- _Written problem_
Restate all of the entries exactly, dropping any pictures they hold.

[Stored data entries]
┏━━

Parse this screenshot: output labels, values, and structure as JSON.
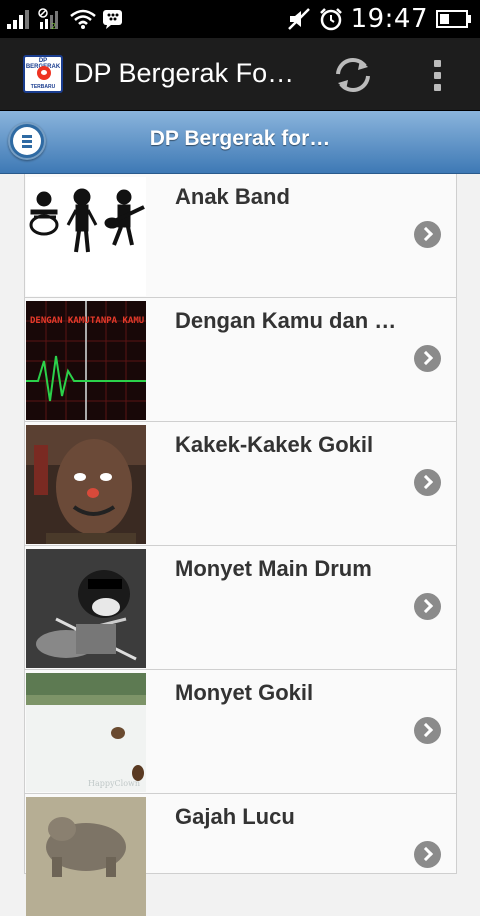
{
  "status_bar": {
    "time": "19:47",
    "icons": [
      "signal-icon",
      "no-sim-icon",
      "wifi-icon",
      "bbm-icon",
      "mute-icon",
      "alarm-icon",
      "battery-icon"
    ]
  },
  "action_bar": {
    "app_icon_top": "DP BERGERAK",
    "app_icon_bottom": "TERBARU",
    "title": "DP Bergerak Fo…",
    "actions": [
      "refresh-icon",
      "overflow-menu-icon"
    ]
  },
  "header": {
    "title": "DP Bergerak for…"
  },
  "items": [
    {
      "label": "Anak Band"
    },
    {
      "label": "Dengan Kamu dan …",
      "thumb_text_left": "DENGAN KAMU",
      "thumb_text_right": "TANPA KAMU"
    },
    {
      "label": "Kakek-Kakek Gokil"
    },
    {
      "label": "Monyet Main Drum"
    },
    {
      "label": "Monyet Gokil"
    },
    {
      "label": "Gajah Lucu"
    }
  ],
  "colors": {
    "header_top": "#8ab4dc",
    "header_bottom": "#3e79b5",
    "actionbar": "#1d1d1d",
    "arrow": "#8b8b8b"
  }
}
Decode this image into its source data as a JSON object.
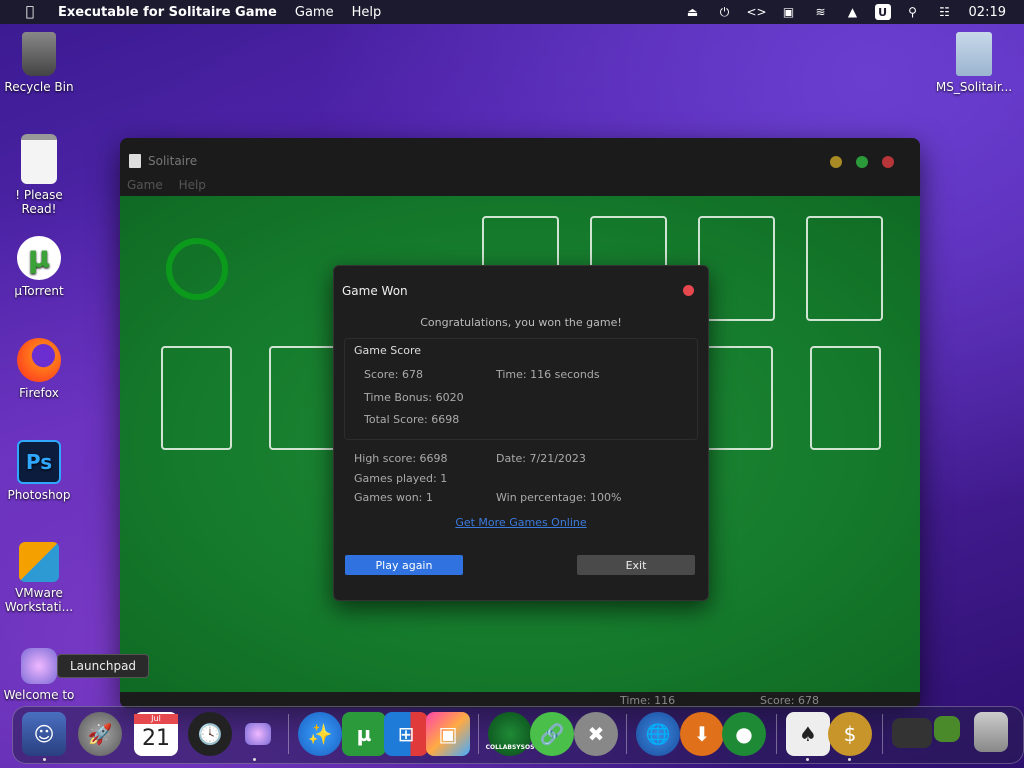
{
  "menubar": {
    "app_name": "Executable for Solitaire Game",
    "items": [
      "Game",
      "Help"
    ],
    "u_badge": "U",
    "clock": "02:19"
  },
  "desktop": {
    "icons": [
      {
        "label": "Recycle Bin"
      },
      {
        "label": "! Please Read!"
      },
      {
        "label": "µTorrent"
      },
      {
        "label": "Firefox"
      },
      {
        "label": "Photoshop"
      },
      {
        "label": "VMware Workstati..."
      },
      {
        "label": "Welcome to"
      },
      {
        "label": "MS_Solitair..."
      }
    ]
  },
  "window": {
    "title": "Solitaire",
    "menu": [
      "Game",
      "Help"
    ],
    "status_time": "Time: 116",
    "status_score": "Score: 678"
  },
  "dialog": {
    "title": "Game Won",
    "congrats": "Congratulations, you won the game!",
    "score_header": "Game Score",
    "score": "Score: 678",
    "time": "Time:  116 seconds",
    "time_bonus": "Time Bonus: 6020",
    "total_score": "Total Score: 6698",
    "high_score": "High score: 6698",
    "date": "Date: 7/21/2023",
    "games_played": "Games played: 1",
    "games_won": "Games won: 1",
    "win_percentage": "Win percentage: 100%",
    "link": "Get More Games Online",
    "play_again": "Play again",
    "exit": "Exit"
  },
  "tooltip": "Launchpad",
  "dock": {
    "calendar_month": "Jul",
    "calendar_day": "21",
    "collab_label": "COLLABSYSOS"
  },
  "colors": {
    "felt": "#157a2c",
    "accent_blue": "#2f72e0",
    "close_red": "#e5484d"
  }
}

┗━━

- _Complete output_
Parse this screenshot: output labels, values, and structure as JSON.
{
  "status_bar": {
    "time": "19:47",
    "icons": [
      "signal-icon",
      "no-sim-icon",
      "wifi-icon",
      "bbm-icon",
      "mute-icon",
      "alarm-icon",
      "battery-icon"
    ]
  },
  "action_bar": {
    "app_icon_top": "DP BERGERAK",
    "app_icon_bottom": "TERBARU",
    "title": "DP Bergerak Fo…",
    "actions": [
      "refresh-icon",
      "overflow-menu-icon"
    ]
  },
  "header": {
    "title": "DP Bergerak for…"
  },
  "items": [
    {
      "label": "Anak Band"
    },
    {
      "label": "Dengan Kamu dan …",
      "thumb_text_left": "DENGAN KAMU",
      "thumb_text_right": "TANPA KAMU"
    },
    {
      "label": "Kakek-Kakek Gokil"
    },
    {
      "label": "Monyet Main Drum"
    },
    {
      "label": "Monyet Gokil"
    },
    {
      "label": "Gajah Lucu"
    }
  ],
  "colors": {
    "header_top": "#8ab4dc",
    "header_bottom": "#3e79b5",
    "actionbar": "#1d1d1d",
    "arrow": "#8b8b8b"
  }
}
Decode this image into its source data as a JSON object.
{
  "menubar": {
    "app_name": "Executable for Solitaire Game",
    "items": [
      "Game",
      "Help"
    ],
    "u_badge": "U",
    "clock": "02:19"
  },
  "desktop": {
    "icons": [
      {
        "label": "Recycle Bin"
      },
      {
        "label": "! Please Read!"
      },
      {
        "label": "µTorrent"
      },
      {
        "label": "Firefox"
      },
      {
        "label": "Photoshop"
      },
      {
        "label": "VMware Workstati..."
      },
      {
        "label": "Welcome to"
      },
      {
        "label": "MS_Solitair..."
      }
    ]
  },
  "window": {
    "title": "Solitaire",
    "menu": [
      "Game",
      "Help"
    ],
    "status_time": "Time: 116",
    "status_score": "Score: 678"
  },
  "dialog": {
    "title": "Game Won",
    "congrats": "Congratulations, you won the game!",
    "score_header": "Game Score",
    "score": "Score: 678",
    "time": "Time:  116 seconds",
    "time_bonus": "Time Bonus: 6020",
    "total_score": "Total Score: 6698",
    "high_score": "High score: 6698",
    "date": "Date: 7/21/2023",
    "games_played": "Games played: 1",
    "games_won": "Games won: 1",
    "win_percentage": "Win percentage: 100%",
    "link": "Get More Games Online",
    "play_again": "Play again",
    "exit": "Exit"
  },
  "tooltip": "Launchpad",
  "dock": {
    "calendar_month": "Jul",
    "calendar_day": "21",
    "collab_label": "COLLABSYSOS"
  },
  "colors": {
    "felt": "#157a2c",
    "accent_blue": "#2f72e0",
    "close_red": "#e5484d"
  }
}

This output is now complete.